**WHAT YOU HAVE TO DO**
Repeat each entry word for word. Leave any images out of the copy.
+ + + + + + +
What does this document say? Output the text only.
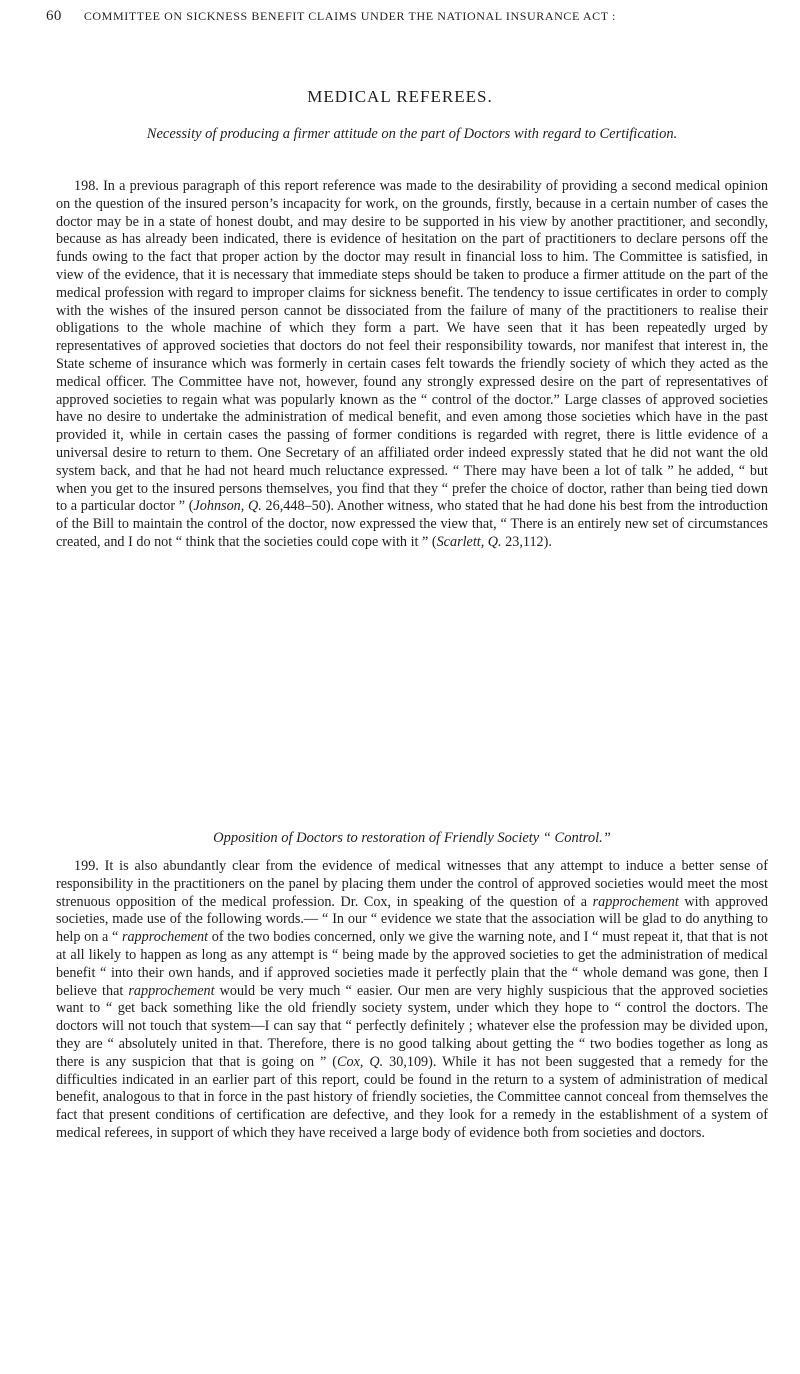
60 COMMITTEE ON SICKNESS BENEFIT CLAIMS UNDER THE NATIONAL INSURANCE ACT :
MEDICAL REFEREES.

Necessity of producing a firmer attitude on the part of Doctors with regard to Certification.

198. In a previous paragraph of this report reference was made to the desirability of providing a second medical opinion on the question of the insured person’s incapacity for work, on the grounds, firstly, because in a certain number of cases the doctor may be in a state of honest doubt, and may desire to be supported in his view by another practitioner, and secondly, because as has already been indicated, there is evidence of hesitation on the part of practitioners to declare persons off the funds owing to the fact that proper action by the doctor may result in financial loss to him. The Committee is satisfied, in view of the evidence, that it is necessary that immediate steps should be taken to produce a firmer attitude on the part of the medical profession with regard to improper claims for sickness benefit. The tendency to issue certificates in order to comply with the wishes of the insured person cannot be dissociated from the failure of many of the practitioners to realise their obligations to the whole machine of which they form a part. We have seen that it has been repeatedly urged by representatives of approved societies that doctors do not feel their responsibility towards, nor manifest that interest in, the State scheme of insurance which was formerly in certain cases felt towards the friendly society of which they acted as the medical officer. The Committee have not, however, found any strongly expressed desire on the part of representatives of approved societies to regain what was popularly known as the “ control of the doctor.” Large classes of approved societies have no desire to undertake the administration of medical benefit, and even among those societies which have in the past provided it, while in certain cases the passing of former conditions is regarded with regret, there is little evidence of a universal desire to return to them. One Secretary of an affiliated order indeed expressly stated that he did not want the old system back, and that he had not heard much reluctance expressed. “ There may have been a lot of talk ” he added, “ but when you get to the insured persons themselves, you find that they “ prefer the choice of doctor, rather than being tied down to a particular doctor ” (Johnson, Q. 26,448–50). Another witness, who stated that he had done his best from the introduction of the Bill to maintain the control of the doctor, now expressed the view that, “ There is an entirely new set of circumstances created, and I do not “ think that the societies could cope with it ” (Scarlett, Q. 23,112).

Opposition of Doctors to restoration of Friendly Society “ Control.”

199. It is also abundantly clear from the evidence of medical witnesses that any attempt to induce a better sense of responsibility in the practitioners on the panel by placing them under the control of approved societies would meet the most strenuous opposition of the medical profession. Dr. Cox, in speaking of the question of a rapprochement with approved societies, made use of the following words.— “ In our “ evidence we state that the association will be glad to do anything to help on a “ rapprochement of the two bodies concerned, only we give the warning note, and I “ must repeat it, that that is not at all likely to happen as long as any attempt is “ being made by the approved societies to get the administration of medical benefit “ into their own hands, and if approved societies made it perfectly plain that the “ whole demand was gone, then I believe that rapprochement would be very much “ easier. Our men are very highly suspicious that the approved societies want to “ get back something like the old friendly society system, under which they hope to “ control the doctors. The doctors will not touch that system—I can say that “ perfectly definitely ; whatever else the profession may be divided upon, they are “ absolutely united in that. Therefore, there is no good talking about getting the “ two bodies together as long as there is any suspicion that that is going on ” (Cox, Q. 30,109). While it has not been suggested that a remedy for the difficulties indicated in an earlier part of this report, could be found in the return to a system of administration of medical benefit, analogous to that in force in the past history of friendly societies, the Committee cannot conceal from themselves the fact that present conditions of certification are defective, and they look for a remedy in the establishment of a system of medical referees, in support of which they have received a large body of evidence both from societies and doctors.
+ + + + + + +
**THE ANSWER**
What does this document say? Output the text only.
60 COMMITTEE ON SICKNESS BENEFIT CLAIMS UNDER THE NATIONAL INSURANCE ACT :
MEDICAL REFEREES.

Necessity of producing a firmer attitude on the part of Doctors with regard to Certification.

198. In a previous paragraph of this report reference was made to the desirability of providing a second medical opinion on the question of the insured person’s incapacity for work, on the grounds, firstly, because in a certain number of cases the doctor may be in a state of honest doubt, and may desire to be supported in his view by another practitioner, and secondly, because as has already been indicated, there is evidence of hesitation on the part of practitioners to declare persons off the funds owing to the fact that proper action by the doctor may result in financial loss to him. The Committee is satisfied, in view of the evidence, that it is necessary that immediate steps should be taken to produce a firmer attitude on the part of the medical profession with regard to improper claims for sickness benefit. The tendency to issue certificates in order to comply with the wishes of the insured person cannot be dissociated from the failure of many of the practitioners to realise their obligations to the whole machine of which they form a part. We have seen that it has been repeatedly urged by representatives of approved societies that doctors do not feel their responsibility towards, nor manifest that interest in, the State scheme of insurance which was formerly in certain cases felt towards the friendly society of which they acted as the medical officer. The Committee have not, however, found any strongly expressed desire on the part of representatives of approved societies to regain what was popularly known as the “ control of the doctor.” Large classes of approved societies have no desire to undertake the administration of medical benefit, and even among those societies which have in the past provided it, while in certain cases the passing of former conditions is regarded with regret, there is little evidence of a universal desire to return to them. One Secretary of an affiliated order indeed expressly stated that he did not want the old system back, and that he had not heard much reluctance expressed. “ There may have been a lot of talk ” he added, “ but when you get to the insured persons themselves, you find that they “ prefer the choice of doctor, rather than being tied down to a particular doctor ” (Johnson, Q. 26,448–50). Another witness, who stated that he had done his best from the introduction of the Bill to maintain the control of the doctor, now expressed the view that, “ There is an entirely new set of circumstances created, and I do not “ think that the societies could cope with it ” (Scarlett, Q. 23,112).

Opposition of Doctors to restoration of Friendly Society “ Control.”

199. It is also abundantly clear from the evidence of medical witnesses that any attempt to induce a better sense of responsibility in the practitioners on the panel by placing them under the control of approved societies would meet the most strenuous opposition of the medical profession. Dr. Cox, in speaking of the question of a rapprochement with approved societies, made use of the following words.— “ In our “ evidence we state that the association will be glad to do anything to help on a “ rapprochement of the two bodies concerned, only we give the warning note, and I “ must repeat it, that that is not at all likely to happen as long as any attempt is “ being made by the approved societies to get the administration of medical benefit “ into their own hands, and if approved societies made it perfectly plain that the “ whole demand was gone, then I believe that rapprochement would be very much “ easier. Our men are very highly suspicious that the approved societies want to “ get back something like the old friendly society system, under which they hope to “ control the doctors. The doctors will not touch that system—I can say that “ perfectly definitely ; whatever else the profession may be divided upon, they are “ absolutely united in that. Therefore, there is no good talking about getting the “ two bodies together as long as there is any suspicion that that is going on ” (Cox, Q. 30,109). While it has not been suggested that a remedy for the difficulties indicated in an earlier part of this report, could be found in the return to a system of administration of medical benefit, analogous to that in force in the past history of friendly societies, the Committee cannot conceal from themselves the fact that present conditions of certification are defective, and they look for a remedy in the establishment of a system of medical referees, in support of which they have received a large body of evidence both from societies and doctors.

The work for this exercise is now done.